REQUIRED TASK | Write out the records again, exactly, leaving none out.

ENTRIES PROVIDED |
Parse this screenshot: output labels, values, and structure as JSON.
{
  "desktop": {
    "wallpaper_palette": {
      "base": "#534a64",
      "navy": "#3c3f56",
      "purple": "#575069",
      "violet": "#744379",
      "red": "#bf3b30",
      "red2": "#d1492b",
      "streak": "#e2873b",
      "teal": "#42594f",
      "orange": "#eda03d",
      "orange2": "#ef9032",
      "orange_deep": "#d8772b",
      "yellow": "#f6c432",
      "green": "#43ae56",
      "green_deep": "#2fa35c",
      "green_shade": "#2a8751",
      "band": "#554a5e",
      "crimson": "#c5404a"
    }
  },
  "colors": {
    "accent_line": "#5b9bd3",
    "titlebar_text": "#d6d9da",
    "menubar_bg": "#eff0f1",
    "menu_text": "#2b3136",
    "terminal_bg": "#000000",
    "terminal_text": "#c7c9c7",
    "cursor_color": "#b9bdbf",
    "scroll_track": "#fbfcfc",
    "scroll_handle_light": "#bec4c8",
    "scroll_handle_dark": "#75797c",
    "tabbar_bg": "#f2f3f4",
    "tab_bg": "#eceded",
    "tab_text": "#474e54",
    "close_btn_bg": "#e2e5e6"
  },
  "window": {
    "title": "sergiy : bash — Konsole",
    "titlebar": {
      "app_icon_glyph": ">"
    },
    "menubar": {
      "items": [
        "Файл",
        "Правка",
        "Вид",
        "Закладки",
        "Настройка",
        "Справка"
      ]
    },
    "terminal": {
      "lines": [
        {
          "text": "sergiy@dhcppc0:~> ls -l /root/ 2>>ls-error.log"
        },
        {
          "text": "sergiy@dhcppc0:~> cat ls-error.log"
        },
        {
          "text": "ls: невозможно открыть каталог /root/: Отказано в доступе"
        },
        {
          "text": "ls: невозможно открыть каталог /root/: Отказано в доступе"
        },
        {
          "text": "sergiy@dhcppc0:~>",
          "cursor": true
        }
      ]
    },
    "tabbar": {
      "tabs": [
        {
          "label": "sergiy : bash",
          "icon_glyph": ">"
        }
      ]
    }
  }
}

ANSWER TO THE EXERCISE |
Parse this screenshot: output labels, values, and structure as JSON.
{
  "desktop": {
    "wallpaper_palette": {
      "base": "#534a64",
      "navy": "#3c3f56",
      "purple": "#575069",
      "violet": "#744379",
      "red": "#bf3b30",
      "red2": "#d1492b",
      "streak": "#e2873b",
      "teal": "#42594f",
      "orange": "#eda03d",
      "orange2": "#ef9032",
      "orange_deep": "#d8772b",
      "yellow": "#f6c432",
      "green": "#43ae56",
      "green_deep": "#2fa35c",
      "green_shade": "#2a8751",
      "band": "#554a5e",
      "crimson": "#c5404a"
    }
  },
  "colors": {
    "accent_line": "#5b9bd3",
    "titlebar_text": "#d6d9da",
    "menubar_bg": "#eff0f1",
    "menu_text": "#2b3136",
    "terminal_bg": "#000000",
    "terminal_text": "#c7c9c7",
    "cursor_color": "#b9bdbf",
    "scroll_track": "#fbfcfc",
    "scroll_handle_light": "#bec4c8",
    "scroll_handle_dark": "#75797c",
    "tabbar_bg": "#f2f3f4",
    "tab_bg": "#eceded",
    "tab_text": "#474e54",
    "close_btn_bg": "#e2e5e6"
  },
  "window": {
    "title": "sergiy : bash — Konsole",
    "titlebar": {
      "app_icon_glyph": ">"
    },
    "menubar": {
      "items": [
        "Файл",
        "Правка",
        "Вид",
        "Закладки",
        "Настройка",
        "Справка"
      ]
    },
    "terminal": {
      "lines": [
        {
          "text": "sergiy@dhcppc0:~> ls -l /root/ 2>>ls-error.log"
        },
        {
          "text": "sergiy@dhcppc0:~> cat ls-error.log"
        },
        {
          "text": "ls: невозможно открыть каталог /root/: Отказано в доступе"
        },
        {
          "text": "ls: невозможно открыть каталог /root/: Отказано в доступе"
        },
        {
          "text": "sergiy@dhcppc0:~>",
          "cursor": true
        }
      ]
    },
    "tabbar": {
      "tabs": [
        {
          "label": "sergiy : bash",
          "icon_glyph": ">"
        }
      ]
    }
  }
}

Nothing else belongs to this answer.